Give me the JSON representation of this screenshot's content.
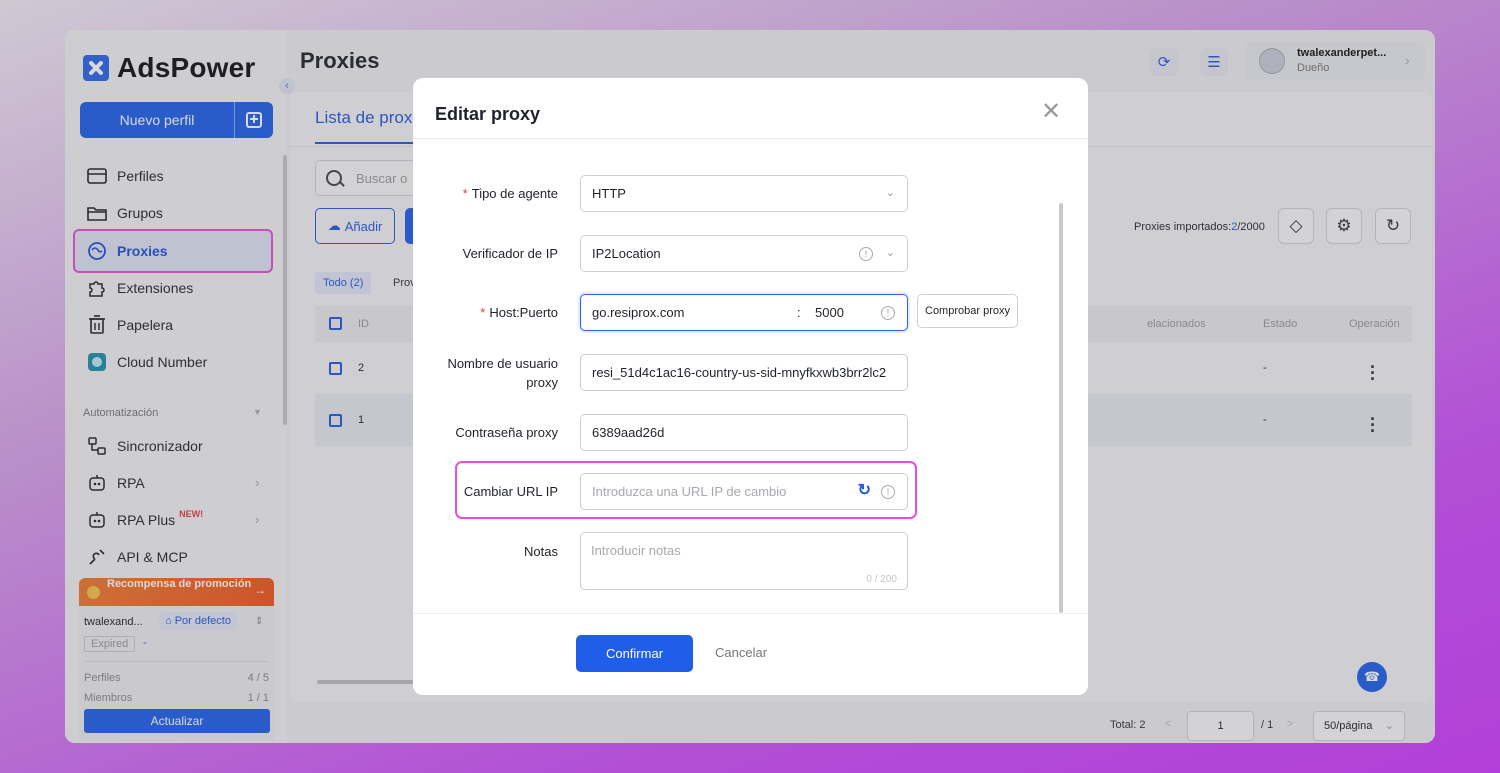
{
  "app": {
    "logo_text": "AdsPower",
    "page_title": "Proxies"
  },
  "sidebar": {
    "new_profile_label": "Nuevo perfil",
    "items": [
      {
        "label": "Perfiles",
        "icon": "profiles-icon"
      },
      {
        "label": "Grupos",
        "icon": "folder-icon"
      },
      {
        "label": "Proxies",
        "icon": "proxy-icon",
        "active": true
      },
      {
        "label": "Extensiones",
        "icon": "puzzle-icon"
      },
      {
        "label": "Papelera",
        "icon": "trash-icon"
      },
      {
        "label": "Cloud Number",
        "icon": "cloud-number-icon"
      }
    ],
    "automation_label": "Automatización",
    "automation_items": [
      {
        "label": "Sincronizador",
        "icon": "sync-icon"
      },
      {
        "label": "RPA",
        "icon": "robot-icon"
      },
      {
        "label": "RPA Plus",
        "icon": "robot-icon",
        "badge": "NEW!"
      },
      {
        "label": "API & MCP",
        "icon": "api-icon"
      }
    ],
    "promo_label": "Recompensa de promoción",
    "account": {
      "name": "twalexand...",
      "default_label": "Por defecto",
      "expired_label": "Expired",
      "expired_value": "-",
      "profiles_label": "Perfiles",
      "profiles_value": "4 / 5",
      "members_label": "Miembros",
      "members_value": "1 / 1",
      "upgrade_label": "Actualizar"
    }
  },
  "header": {
    "user_name": "twalexanderpet...",
    "user_role": "Dueño"
  },
  "main": {
    "tab_label": "Lista de prox",
    "search_placeholder": "Buscar o",
    "add_label": "Añadir",
    "imported_label": "Proxies importados:",
    "imported_current": "2",
    "imported_total": "/2000",
    "filters": {
      "all": "Todo (2)",
      "prov": "Prov"
    },
    "columns": {
      "id": "ID",
      "related": "elacionados",
      "status": "Estado",
      "operation": "Operación"
    },
    "rows": [
      {
        "id": "2",
        "status": "-"
      },
      {
        "id": "1",
        "status": "-"
      }
    ],
    "pagination": {
      "total": "Total: 2",
      "prev": "<",
      "page": "1",
      "of_pages": "/ 1",
      "next": ">",
      "page_size": "50/página"
    }
  },
  "modal": {
    "title": "Editar proxy",
    "fields": {
      "agent_type_label": "Tipo de agente",
      "agent_type_value": "HTTP",
      "ip_checker_label": "Verificador de IP",
      "ip_checker_value": "IP2Location",
      "host_port_label": "Host:Puerto",
      "host_value": "go.resiprox.com",
      "port_separator": ":",
      "port_value": "5000",
      "check_proxy_label": "Comprobar proxy",
      "username_label": "Nombre de usuario proxy",
      "username_value": "resi_51d4c1ac16-country-us-sid-mnyfkxwb3brr2lc2",
      "password_label": "Contraseña proxy",
      "password_value": "6389aad26d",
      "change_url_label": "Cambiar URL IP",
      "change_url_placeholder": "Introduzca una URL IP de cambio",
      "notes_label": "Notas",
      "notes_placeholder": "Introducir notas",
      "notes_counter": "0 / 200"
    },
    "confirm_label": "Confirmar",
    "cancel_label": "Cancelar"
  },
  "colors": {
    "accent": "#1e5ee8",
    "highlight": "#e84fd8",
    "required": "#e53b3b"
  }
}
= = =
Go through the listing above and work out how many lines contain the string "proxy". Reply with the number alone.

5